▸ **AIM OF THE TASK**: Take from the listing each line that has the string "Canal".

## Begin GIVEN ENTRIES

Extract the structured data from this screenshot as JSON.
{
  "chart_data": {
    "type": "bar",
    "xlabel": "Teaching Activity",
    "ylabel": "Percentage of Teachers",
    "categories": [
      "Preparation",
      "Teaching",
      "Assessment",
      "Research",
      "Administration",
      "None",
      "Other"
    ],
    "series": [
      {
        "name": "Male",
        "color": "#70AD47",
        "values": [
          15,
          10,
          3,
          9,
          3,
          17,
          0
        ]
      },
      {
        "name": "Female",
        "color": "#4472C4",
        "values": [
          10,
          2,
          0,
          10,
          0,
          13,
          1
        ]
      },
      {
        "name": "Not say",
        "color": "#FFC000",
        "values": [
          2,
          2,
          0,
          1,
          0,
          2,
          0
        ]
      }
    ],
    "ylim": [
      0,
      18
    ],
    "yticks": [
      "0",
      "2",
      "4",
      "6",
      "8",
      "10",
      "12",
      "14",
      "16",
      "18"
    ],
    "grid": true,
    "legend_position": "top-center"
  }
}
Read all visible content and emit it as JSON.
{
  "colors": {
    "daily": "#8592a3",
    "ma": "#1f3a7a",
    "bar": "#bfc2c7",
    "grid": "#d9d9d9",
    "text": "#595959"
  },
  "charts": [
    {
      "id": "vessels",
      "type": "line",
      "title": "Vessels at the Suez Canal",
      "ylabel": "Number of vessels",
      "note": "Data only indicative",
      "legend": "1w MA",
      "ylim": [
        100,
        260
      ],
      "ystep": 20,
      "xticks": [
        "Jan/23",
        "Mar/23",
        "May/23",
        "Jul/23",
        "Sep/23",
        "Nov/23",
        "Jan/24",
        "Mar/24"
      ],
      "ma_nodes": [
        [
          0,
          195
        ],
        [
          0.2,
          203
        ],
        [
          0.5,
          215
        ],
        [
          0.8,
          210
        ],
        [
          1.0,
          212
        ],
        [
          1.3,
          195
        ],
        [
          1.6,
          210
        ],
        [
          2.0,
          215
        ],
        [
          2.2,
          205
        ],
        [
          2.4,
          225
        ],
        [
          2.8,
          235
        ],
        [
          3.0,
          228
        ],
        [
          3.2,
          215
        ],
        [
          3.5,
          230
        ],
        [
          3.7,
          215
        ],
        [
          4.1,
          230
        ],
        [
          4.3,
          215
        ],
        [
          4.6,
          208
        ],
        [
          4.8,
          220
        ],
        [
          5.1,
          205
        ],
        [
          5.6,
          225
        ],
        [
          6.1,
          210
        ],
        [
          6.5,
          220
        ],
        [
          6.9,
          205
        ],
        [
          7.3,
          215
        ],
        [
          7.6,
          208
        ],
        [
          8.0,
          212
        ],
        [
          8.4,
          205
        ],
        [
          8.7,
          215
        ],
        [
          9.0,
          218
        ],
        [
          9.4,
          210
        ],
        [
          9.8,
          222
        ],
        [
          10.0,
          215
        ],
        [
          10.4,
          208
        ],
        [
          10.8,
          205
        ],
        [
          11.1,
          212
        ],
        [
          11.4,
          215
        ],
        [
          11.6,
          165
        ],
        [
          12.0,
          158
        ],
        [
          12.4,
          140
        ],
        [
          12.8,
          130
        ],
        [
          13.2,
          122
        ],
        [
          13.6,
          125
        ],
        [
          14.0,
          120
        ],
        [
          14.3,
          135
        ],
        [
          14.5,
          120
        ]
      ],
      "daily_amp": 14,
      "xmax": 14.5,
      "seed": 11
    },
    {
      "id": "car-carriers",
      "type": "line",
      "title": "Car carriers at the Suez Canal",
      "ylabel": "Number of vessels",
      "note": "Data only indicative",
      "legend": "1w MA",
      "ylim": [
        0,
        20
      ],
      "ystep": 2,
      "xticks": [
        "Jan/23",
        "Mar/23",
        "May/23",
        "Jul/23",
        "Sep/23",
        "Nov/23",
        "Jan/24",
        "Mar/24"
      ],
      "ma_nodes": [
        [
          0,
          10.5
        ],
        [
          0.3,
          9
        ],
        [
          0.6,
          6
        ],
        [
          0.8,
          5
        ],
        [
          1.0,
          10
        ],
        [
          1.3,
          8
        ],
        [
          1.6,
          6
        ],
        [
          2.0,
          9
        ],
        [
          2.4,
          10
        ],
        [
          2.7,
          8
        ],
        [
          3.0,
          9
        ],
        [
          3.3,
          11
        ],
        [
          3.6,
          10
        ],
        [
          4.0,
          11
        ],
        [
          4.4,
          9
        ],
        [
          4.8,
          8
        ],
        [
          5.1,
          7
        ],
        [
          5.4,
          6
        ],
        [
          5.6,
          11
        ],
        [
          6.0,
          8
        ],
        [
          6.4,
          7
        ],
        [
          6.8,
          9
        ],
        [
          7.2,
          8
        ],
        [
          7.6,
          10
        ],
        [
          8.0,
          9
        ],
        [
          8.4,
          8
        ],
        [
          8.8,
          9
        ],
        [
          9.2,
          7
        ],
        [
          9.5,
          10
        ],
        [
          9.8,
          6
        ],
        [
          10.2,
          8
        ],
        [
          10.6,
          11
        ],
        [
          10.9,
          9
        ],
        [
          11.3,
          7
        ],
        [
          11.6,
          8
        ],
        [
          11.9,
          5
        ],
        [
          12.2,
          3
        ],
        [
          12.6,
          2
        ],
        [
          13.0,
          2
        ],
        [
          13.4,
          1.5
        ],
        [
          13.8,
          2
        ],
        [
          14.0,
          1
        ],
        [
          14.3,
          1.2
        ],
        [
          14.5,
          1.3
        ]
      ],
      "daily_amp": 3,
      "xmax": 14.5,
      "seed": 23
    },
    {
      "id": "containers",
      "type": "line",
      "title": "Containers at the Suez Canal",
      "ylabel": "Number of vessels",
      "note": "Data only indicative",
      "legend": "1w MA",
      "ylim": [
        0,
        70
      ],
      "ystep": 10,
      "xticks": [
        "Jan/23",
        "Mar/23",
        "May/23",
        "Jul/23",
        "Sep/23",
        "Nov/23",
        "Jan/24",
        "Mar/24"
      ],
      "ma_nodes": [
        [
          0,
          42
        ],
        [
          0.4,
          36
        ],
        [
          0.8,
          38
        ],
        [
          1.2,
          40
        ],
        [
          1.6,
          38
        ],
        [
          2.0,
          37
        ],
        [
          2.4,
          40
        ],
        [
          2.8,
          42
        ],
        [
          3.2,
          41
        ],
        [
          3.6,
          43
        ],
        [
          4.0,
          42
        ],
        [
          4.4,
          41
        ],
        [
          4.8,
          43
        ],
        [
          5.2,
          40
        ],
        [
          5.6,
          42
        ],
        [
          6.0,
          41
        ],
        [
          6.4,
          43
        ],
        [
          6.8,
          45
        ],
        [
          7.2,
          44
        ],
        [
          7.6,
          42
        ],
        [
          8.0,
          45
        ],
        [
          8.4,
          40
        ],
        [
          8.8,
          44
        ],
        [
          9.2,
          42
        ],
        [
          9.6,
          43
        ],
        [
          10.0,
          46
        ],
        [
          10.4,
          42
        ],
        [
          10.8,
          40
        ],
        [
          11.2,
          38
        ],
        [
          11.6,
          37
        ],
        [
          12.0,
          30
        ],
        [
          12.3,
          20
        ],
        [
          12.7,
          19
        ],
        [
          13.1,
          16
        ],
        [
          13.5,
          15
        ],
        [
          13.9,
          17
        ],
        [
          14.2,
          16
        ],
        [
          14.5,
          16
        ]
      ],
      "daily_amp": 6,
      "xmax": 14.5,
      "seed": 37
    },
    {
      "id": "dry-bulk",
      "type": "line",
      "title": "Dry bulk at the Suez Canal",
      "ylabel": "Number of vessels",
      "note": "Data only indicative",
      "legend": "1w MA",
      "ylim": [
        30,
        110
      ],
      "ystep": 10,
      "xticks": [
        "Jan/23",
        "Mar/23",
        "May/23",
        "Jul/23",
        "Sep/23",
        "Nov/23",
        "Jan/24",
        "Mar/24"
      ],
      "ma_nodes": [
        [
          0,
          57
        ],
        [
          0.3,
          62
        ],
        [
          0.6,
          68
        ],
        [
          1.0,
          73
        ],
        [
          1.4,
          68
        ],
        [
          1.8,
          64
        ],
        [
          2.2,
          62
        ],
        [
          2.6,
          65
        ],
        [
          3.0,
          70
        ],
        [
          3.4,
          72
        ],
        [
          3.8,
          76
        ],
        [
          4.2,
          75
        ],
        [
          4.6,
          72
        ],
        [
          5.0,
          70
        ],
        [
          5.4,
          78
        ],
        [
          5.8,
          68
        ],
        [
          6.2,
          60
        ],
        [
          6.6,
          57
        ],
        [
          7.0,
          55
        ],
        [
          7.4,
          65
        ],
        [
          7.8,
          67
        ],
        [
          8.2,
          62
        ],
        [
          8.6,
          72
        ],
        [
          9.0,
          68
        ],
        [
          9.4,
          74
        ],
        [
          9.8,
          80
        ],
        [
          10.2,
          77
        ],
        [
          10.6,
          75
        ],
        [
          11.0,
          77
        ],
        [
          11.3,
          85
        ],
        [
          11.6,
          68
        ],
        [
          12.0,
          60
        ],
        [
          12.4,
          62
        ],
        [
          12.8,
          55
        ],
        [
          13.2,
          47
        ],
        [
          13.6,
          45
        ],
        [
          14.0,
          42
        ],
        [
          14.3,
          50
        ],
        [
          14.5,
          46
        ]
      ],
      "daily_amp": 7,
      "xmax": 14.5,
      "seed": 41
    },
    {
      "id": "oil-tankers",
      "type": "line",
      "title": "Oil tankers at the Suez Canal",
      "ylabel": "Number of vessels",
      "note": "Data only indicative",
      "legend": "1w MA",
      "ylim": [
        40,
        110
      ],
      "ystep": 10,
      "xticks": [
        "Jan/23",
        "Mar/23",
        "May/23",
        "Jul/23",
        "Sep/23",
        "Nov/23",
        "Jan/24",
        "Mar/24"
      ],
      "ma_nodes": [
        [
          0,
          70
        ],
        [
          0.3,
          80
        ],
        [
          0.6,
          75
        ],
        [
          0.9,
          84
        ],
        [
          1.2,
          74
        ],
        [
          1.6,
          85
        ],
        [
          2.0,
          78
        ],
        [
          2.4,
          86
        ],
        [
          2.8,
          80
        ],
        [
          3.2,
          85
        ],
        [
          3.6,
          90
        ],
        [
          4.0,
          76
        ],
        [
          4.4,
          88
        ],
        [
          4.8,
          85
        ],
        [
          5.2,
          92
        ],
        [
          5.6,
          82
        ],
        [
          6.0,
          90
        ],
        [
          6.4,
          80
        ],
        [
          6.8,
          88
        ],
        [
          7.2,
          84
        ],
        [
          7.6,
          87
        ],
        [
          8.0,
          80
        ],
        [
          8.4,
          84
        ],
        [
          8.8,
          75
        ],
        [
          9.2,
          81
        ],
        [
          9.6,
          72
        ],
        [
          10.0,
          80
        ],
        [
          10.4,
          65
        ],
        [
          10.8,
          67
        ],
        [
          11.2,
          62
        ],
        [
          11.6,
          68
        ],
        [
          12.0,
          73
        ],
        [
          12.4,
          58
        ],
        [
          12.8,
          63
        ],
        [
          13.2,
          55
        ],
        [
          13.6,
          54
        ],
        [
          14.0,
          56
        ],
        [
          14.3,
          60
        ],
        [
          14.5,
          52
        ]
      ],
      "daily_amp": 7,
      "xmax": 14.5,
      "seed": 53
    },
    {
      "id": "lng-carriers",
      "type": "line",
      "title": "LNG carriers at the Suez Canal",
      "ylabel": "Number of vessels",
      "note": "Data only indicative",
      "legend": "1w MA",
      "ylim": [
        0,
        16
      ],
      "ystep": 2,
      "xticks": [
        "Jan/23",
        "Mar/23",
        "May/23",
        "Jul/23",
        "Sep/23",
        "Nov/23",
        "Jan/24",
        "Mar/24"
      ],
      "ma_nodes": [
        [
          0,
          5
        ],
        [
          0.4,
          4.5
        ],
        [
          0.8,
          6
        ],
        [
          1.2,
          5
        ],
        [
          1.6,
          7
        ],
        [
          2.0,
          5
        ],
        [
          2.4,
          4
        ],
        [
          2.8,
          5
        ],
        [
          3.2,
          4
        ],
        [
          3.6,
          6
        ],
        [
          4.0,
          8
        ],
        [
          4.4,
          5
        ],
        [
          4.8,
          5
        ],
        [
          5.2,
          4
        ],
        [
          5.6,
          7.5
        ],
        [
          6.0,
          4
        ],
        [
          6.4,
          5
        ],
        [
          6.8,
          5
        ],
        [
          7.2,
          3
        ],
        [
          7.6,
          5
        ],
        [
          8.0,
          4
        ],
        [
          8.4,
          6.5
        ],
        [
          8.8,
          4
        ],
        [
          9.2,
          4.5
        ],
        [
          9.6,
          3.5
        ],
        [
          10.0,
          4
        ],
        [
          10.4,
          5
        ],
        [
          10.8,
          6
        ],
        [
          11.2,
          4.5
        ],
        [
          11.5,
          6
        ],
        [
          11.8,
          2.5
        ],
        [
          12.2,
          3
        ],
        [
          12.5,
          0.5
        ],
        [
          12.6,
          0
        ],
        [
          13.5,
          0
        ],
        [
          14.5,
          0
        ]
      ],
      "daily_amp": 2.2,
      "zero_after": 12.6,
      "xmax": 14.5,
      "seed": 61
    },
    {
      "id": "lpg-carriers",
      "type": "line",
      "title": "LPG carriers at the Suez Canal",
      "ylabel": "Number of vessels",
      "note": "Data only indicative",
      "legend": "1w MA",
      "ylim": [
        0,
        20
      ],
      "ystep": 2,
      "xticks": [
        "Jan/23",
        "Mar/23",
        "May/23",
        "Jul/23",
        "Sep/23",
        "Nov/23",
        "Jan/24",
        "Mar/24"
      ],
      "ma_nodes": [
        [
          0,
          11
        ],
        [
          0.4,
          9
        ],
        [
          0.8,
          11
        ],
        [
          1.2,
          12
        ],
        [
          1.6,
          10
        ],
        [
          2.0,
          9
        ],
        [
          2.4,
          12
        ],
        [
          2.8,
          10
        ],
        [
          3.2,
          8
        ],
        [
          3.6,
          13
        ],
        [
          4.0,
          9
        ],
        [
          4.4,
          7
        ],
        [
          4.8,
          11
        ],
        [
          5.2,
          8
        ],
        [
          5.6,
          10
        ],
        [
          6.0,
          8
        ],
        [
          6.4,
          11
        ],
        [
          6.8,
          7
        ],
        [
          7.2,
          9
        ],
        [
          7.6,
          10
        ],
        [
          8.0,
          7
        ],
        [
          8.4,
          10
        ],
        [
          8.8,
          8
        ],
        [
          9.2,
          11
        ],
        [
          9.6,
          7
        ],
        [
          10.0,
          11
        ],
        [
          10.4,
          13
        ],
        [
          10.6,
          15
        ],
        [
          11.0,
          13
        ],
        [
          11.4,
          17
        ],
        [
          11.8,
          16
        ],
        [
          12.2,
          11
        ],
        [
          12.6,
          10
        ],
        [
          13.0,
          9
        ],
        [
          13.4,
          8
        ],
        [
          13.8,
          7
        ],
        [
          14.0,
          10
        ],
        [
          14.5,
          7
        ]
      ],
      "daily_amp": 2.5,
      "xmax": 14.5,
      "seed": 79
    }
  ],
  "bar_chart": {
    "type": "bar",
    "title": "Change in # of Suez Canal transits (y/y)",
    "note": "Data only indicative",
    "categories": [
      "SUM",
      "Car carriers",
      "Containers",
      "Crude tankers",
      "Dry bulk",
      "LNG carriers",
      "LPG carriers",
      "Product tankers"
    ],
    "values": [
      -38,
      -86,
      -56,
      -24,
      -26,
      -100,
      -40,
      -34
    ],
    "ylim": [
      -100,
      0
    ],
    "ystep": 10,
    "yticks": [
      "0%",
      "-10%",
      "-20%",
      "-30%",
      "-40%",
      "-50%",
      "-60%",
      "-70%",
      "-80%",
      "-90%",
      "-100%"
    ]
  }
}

## End GIVEN ENTRIES

▸ **RESPONSE**:
      "title": "Vessels at the Suez Canal",
      "title": "Car carriers at the Suez Canal",
      "title": "Containers at the Suez Canal",
      "title": "Dry bulk at the Suez Canal",
      "title": "Oil tankers at the Suez Canal",
      "title": "LNG carriers at the Suez Canal",
      "title": "LPG carriers at the Suez Canal",
    "title": "Change in # of Suez Canal transits (y/y)",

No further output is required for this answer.